DATA ENTRIES:
-- start --
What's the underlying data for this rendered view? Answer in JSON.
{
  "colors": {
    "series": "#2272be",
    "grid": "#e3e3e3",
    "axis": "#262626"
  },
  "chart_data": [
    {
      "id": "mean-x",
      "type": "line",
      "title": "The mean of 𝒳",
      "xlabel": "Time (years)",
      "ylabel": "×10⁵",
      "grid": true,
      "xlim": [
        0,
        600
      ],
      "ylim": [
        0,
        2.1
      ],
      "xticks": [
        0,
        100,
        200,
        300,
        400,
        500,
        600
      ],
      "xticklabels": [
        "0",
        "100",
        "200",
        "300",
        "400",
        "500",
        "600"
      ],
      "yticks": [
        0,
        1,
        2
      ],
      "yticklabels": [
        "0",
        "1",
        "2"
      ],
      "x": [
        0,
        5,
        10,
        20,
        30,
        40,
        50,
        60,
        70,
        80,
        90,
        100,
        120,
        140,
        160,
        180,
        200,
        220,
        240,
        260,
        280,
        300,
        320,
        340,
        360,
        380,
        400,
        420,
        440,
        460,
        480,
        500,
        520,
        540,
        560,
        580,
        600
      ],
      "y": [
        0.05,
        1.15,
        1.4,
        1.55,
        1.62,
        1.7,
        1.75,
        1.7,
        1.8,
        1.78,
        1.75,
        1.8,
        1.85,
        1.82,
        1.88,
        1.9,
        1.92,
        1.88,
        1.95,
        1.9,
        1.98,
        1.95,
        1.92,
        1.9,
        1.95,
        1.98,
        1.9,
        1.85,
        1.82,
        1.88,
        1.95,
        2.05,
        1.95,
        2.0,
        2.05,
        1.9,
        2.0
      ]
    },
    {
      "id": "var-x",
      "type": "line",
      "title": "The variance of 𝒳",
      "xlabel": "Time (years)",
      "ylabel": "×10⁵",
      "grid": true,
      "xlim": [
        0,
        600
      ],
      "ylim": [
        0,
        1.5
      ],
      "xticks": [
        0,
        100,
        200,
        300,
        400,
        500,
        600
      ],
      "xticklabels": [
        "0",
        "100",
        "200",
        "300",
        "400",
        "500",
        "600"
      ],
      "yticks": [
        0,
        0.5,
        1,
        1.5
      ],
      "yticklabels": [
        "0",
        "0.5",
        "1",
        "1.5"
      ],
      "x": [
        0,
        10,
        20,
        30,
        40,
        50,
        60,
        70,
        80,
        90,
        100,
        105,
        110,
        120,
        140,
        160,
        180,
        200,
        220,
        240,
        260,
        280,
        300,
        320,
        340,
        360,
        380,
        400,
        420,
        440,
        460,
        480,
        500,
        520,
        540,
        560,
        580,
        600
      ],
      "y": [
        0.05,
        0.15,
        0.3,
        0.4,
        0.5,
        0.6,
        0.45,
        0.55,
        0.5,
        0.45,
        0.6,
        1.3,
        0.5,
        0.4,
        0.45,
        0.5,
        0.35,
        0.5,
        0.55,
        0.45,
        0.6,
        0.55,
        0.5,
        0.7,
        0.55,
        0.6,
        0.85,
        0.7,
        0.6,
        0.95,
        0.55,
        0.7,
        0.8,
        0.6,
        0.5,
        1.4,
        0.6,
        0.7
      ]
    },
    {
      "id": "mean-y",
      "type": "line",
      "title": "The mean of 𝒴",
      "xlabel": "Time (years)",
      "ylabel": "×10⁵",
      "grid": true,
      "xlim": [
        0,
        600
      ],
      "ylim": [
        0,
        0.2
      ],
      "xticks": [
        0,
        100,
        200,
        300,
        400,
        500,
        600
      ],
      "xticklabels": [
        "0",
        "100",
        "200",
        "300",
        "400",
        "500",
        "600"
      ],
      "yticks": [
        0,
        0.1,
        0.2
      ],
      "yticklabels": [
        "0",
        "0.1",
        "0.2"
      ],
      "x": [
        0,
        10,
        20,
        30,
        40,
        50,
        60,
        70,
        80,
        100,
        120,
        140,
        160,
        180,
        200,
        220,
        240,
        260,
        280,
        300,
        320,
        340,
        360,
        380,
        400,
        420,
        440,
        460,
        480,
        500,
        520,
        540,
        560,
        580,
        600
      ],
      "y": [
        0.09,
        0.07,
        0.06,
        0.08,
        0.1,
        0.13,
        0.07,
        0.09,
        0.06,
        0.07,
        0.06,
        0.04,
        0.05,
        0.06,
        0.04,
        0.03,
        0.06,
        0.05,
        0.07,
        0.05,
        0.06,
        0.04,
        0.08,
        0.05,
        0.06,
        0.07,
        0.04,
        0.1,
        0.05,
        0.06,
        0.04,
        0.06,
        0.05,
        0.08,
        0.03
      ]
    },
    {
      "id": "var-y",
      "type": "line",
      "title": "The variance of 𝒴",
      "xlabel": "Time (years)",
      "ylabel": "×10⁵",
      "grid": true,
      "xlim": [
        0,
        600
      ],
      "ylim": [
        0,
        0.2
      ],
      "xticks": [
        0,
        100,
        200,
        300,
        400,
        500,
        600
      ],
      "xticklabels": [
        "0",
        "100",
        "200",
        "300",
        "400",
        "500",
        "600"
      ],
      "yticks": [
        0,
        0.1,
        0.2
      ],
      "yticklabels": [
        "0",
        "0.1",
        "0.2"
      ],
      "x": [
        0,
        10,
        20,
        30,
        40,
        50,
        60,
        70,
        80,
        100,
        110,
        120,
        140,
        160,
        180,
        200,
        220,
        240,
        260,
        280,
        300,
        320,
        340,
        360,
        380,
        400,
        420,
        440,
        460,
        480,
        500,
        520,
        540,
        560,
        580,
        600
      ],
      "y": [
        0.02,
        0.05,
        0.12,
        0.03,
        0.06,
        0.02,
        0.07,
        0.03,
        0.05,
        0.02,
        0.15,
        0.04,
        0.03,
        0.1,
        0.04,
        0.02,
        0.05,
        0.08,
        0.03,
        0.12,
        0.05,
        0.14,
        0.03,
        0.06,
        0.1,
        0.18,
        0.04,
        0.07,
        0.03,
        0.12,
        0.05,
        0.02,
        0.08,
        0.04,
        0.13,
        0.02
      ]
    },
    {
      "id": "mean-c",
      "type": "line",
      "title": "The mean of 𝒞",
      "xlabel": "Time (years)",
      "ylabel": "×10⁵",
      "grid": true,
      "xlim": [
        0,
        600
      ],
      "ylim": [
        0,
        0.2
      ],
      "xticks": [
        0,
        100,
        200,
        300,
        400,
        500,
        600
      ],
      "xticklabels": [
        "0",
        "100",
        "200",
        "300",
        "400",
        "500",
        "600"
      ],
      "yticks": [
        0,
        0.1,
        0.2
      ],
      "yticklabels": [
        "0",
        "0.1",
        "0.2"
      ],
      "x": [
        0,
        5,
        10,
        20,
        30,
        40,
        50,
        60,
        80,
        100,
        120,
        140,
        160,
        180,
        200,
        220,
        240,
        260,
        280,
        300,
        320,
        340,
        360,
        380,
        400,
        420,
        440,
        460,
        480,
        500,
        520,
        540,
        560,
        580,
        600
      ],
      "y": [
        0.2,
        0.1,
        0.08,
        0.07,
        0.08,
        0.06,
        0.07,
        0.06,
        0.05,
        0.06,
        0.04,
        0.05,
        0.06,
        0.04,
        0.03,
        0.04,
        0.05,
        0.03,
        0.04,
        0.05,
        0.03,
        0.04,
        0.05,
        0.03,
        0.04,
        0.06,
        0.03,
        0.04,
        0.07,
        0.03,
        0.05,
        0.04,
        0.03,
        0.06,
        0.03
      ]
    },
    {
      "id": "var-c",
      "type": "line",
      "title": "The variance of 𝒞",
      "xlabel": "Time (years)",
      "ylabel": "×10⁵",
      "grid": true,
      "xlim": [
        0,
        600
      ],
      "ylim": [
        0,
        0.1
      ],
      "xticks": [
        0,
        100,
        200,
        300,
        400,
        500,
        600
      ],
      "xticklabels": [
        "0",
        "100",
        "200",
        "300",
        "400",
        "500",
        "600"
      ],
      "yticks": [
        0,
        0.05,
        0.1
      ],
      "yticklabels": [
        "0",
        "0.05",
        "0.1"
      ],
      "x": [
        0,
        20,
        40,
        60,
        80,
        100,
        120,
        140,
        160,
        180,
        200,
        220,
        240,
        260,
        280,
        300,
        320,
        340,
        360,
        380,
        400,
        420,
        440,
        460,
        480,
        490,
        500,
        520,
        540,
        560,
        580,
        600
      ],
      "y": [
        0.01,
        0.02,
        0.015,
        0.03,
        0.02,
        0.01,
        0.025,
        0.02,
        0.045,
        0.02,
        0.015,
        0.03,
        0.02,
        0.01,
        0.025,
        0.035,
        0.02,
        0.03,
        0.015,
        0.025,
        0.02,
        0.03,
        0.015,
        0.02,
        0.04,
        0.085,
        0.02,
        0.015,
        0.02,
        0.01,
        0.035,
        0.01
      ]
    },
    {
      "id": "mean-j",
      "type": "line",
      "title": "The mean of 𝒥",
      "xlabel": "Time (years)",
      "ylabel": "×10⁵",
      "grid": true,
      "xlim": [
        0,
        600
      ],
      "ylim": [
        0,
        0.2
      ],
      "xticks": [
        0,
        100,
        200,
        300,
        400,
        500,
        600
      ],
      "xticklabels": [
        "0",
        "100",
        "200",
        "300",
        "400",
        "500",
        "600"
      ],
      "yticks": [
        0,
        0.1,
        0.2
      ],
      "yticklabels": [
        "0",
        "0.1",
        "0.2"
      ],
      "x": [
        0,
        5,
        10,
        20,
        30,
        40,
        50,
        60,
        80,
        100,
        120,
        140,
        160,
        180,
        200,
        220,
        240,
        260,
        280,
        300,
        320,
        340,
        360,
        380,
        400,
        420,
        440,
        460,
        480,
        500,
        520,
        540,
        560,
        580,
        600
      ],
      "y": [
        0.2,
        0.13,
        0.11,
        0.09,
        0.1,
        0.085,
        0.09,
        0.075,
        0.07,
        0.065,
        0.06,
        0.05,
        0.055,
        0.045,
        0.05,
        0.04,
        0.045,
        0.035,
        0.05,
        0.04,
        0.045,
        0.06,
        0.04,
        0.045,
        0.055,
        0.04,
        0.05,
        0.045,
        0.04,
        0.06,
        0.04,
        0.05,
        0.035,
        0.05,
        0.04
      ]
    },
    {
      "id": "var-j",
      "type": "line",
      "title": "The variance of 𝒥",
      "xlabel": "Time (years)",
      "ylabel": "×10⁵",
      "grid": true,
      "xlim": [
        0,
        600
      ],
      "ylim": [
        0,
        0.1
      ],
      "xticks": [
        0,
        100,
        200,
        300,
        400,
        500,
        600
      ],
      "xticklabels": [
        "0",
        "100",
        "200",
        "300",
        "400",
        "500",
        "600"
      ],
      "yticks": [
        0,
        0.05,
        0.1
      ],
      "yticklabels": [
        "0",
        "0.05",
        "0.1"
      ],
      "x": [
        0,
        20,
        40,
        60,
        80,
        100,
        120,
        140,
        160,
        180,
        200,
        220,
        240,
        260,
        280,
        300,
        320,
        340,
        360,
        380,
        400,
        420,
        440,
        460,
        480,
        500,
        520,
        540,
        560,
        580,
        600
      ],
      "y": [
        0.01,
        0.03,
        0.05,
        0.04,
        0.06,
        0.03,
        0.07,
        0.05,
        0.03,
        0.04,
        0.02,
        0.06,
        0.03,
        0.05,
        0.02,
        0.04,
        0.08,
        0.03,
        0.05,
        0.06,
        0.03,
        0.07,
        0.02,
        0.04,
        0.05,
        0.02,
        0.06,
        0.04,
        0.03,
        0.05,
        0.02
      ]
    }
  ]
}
-- end --
TASK GOAL: Show, from the listing above, each line that contains the word "mean".

RESPONSE FOR THIS EXERCISE:
      "id": "mean-x",
      "title": "The mean of 𝒳",
      "id": "mean-y",
      "title": "The mean of 𝒴",
      "id": "mean-c",
      "title": "The mean of 𝒞",
      "id": "mean-j",
      "title": "The mean of 𝒥",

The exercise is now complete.